• **WHAT IS EXPECTED**:
List all the lines in these records that hold "kevesebb".

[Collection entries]
— begin —
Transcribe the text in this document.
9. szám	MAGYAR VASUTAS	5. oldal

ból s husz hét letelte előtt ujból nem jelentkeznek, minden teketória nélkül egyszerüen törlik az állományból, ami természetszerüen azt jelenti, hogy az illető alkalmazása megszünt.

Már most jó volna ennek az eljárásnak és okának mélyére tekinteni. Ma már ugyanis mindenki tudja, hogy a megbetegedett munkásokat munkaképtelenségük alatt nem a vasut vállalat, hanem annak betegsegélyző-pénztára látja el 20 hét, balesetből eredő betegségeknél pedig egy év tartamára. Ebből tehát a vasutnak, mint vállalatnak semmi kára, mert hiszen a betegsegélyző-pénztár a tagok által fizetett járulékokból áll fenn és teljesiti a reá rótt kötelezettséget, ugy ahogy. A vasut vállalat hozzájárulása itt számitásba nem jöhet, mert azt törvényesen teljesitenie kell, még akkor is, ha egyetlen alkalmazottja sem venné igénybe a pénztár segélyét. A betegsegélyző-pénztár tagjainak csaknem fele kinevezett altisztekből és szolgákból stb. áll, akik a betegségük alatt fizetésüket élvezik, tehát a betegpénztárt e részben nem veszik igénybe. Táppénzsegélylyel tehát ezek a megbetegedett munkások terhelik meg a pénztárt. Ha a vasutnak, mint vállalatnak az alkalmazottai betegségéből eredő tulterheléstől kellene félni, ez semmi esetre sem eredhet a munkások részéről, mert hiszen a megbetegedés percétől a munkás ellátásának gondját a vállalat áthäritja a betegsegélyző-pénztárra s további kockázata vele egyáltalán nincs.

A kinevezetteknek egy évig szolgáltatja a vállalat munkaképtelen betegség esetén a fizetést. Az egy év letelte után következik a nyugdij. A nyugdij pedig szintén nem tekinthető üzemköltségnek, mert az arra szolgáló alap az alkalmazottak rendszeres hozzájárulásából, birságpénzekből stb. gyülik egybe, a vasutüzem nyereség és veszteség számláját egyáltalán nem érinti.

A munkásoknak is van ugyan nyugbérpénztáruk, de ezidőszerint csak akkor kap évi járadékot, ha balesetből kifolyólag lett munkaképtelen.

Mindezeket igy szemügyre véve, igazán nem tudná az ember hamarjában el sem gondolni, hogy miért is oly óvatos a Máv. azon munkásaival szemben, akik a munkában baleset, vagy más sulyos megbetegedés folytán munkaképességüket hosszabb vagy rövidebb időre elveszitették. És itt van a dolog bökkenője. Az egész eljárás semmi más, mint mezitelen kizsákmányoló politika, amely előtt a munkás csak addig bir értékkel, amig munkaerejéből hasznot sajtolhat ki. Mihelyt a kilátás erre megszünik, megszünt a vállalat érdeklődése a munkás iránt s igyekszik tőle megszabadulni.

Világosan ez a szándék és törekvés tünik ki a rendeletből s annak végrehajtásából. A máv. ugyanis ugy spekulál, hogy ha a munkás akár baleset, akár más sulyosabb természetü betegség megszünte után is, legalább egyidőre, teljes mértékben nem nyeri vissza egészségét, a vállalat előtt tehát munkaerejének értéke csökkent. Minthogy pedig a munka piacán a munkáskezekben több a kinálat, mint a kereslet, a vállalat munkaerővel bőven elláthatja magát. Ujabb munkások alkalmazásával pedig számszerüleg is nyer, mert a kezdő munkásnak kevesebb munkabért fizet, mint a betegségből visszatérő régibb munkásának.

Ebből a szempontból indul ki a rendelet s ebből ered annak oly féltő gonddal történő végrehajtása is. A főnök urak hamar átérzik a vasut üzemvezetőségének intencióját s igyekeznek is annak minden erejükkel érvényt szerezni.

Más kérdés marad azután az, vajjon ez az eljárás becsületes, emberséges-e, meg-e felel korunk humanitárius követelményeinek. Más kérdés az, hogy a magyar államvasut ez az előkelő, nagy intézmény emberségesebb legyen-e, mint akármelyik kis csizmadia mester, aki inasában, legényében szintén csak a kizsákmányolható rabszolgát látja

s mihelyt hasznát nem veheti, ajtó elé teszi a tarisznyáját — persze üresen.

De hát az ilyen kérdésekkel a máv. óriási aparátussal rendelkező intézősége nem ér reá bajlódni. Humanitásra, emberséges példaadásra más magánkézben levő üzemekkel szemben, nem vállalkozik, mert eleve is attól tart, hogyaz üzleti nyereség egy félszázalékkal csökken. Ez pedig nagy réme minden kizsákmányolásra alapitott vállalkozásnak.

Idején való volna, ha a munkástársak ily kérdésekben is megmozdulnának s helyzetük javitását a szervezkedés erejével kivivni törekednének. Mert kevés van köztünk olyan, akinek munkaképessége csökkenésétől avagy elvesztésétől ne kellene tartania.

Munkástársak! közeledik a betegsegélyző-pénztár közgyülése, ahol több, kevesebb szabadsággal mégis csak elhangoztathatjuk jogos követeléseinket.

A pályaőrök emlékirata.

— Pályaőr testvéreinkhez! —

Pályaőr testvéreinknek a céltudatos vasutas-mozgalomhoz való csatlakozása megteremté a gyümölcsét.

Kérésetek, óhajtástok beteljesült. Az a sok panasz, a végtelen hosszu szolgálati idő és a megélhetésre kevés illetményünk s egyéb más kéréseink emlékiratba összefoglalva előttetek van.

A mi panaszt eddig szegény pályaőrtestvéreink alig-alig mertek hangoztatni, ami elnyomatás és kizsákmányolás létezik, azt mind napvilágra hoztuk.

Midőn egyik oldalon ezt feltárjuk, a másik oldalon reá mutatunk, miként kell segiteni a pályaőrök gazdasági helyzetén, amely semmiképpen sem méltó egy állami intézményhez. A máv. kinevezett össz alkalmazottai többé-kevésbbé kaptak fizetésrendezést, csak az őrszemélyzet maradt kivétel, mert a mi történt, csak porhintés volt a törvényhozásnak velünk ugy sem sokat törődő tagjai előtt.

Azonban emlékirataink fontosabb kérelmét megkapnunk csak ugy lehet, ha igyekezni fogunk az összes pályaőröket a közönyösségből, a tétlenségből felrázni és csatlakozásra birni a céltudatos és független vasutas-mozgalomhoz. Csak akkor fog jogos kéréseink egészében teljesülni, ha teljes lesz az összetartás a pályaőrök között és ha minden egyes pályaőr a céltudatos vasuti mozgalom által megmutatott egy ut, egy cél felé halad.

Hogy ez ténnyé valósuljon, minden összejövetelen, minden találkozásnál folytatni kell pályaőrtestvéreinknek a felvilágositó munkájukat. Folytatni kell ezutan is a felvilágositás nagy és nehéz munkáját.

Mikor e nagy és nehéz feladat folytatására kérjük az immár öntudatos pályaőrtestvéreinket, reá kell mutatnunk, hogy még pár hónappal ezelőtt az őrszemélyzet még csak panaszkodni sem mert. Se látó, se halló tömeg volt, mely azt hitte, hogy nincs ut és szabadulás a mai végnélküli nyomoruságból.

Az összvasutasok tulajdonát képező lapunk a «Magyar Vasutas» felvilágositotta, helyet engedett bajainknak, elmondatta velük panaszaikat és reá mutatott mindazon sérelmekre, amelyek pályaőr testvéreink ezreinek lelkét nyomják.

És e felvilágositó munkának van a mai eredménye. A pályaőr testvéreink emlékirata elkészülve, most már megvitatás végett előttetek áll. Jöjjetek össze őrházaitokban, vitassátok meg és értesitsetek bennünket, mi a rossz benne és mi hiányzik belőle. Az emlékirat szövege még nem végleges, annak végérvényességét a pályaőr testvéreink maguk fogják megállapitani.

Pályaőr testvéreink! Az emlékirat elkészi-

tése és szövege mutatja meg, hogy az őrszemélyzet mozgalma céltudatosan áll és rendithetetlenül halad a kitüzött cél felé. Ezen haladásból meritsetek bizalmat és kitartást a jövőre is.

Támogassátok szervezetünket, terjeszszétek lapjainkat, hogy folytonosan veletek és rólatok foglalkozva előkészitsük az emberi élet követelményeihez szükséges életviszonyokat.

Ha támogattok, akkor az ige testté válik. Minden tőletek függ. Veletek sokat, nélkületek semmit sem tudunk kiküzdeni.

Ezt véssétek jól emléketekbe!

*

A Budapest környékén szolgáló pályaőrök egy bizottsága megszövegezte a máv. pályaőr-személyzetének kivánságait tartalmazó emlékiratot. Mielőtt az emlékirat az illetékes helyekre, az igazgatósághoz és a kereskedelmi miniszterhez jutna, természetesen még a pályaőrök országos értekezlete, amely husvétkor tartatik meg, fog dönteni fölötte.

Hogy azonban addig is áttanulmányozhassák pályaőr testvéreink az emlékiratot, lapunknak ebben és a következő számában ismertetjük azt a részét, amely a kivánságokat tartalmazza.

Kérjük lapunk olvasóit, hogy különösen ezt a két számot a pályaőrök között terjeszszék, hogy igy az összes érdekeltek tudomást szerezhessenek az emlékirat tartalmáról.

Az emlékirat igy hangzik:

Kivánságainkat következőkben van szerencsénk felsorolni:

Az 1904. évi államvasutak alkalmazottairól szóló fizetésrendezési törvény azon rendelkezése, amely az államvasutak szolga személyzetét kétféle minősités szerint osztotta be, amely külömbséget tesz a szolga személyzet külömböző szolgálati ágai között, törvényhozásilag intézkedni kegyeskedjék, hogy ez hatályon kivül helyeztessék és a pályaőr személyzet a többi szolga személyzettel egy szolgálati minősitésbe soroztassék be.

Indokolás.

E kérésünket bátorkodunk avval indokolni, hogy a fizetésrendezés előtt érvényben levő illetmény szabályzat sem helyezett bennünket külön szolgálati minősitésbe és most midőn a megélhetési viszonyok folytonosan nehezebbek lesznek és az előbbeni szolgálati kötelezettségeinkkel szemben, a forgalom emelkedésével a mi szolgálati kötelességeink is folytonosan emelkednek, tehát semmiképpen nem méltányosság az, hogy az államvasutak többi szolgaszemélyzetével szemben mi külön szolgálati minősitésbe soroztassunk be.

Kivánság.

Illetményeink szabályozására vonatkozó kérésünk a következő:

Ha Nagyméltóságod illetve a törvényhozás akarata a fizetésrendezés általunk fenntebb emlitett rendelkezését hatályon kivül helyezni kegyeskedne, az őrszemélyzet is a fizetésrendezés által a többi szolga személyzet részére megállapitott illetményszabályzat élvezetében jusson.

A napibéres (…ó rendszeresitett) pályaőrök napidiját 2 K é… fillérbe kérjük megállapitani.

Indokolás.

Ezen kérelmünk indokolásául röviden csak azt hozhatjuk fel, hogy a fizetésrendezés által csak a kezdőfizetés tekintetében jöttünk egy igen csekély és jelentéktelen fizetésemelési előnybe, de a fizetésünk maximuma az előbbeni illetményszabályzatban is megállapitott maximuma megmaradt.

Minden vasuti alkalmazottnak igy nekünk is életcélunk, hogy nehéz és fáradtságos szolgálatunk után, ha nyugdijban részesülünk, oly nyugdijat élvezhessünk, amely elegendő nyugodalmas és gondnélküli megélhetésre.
— end —
• **ANSWER TO THIS TASK**:
Világosan ez a szándék és törekvés tünik ki a rendeletből s annak végrehajtásából. A máv. ugyanis ugy spekulál, hogy ha a munkás akár baleset, akár más sulyosabb természetü betegség megszünte után is, legalább egyidőre, teljes mértékben nem nyeri vissza egészségét, a vállalat előtt tehát munkaerejének értéke csökkent. Minthogy pedig a munka piacán a munkáskezekben több a kinálat, mint a kereslet, a vállalat munkaerővel bőven elláthatja magát. Ujabb munkások alkalmazásával pedig számszerüleg is nyer, mert a kezdő munkásnak kevesebb munkabért fizet, mint a betegségből visszatérő régibb munkásának.
Munkástársak! közeledik a betegsegélyző-pénztár közgyülése, ahol több, kevesebb szabadsággal mégis csak elhangoztathatjuk jogos követeléseinket.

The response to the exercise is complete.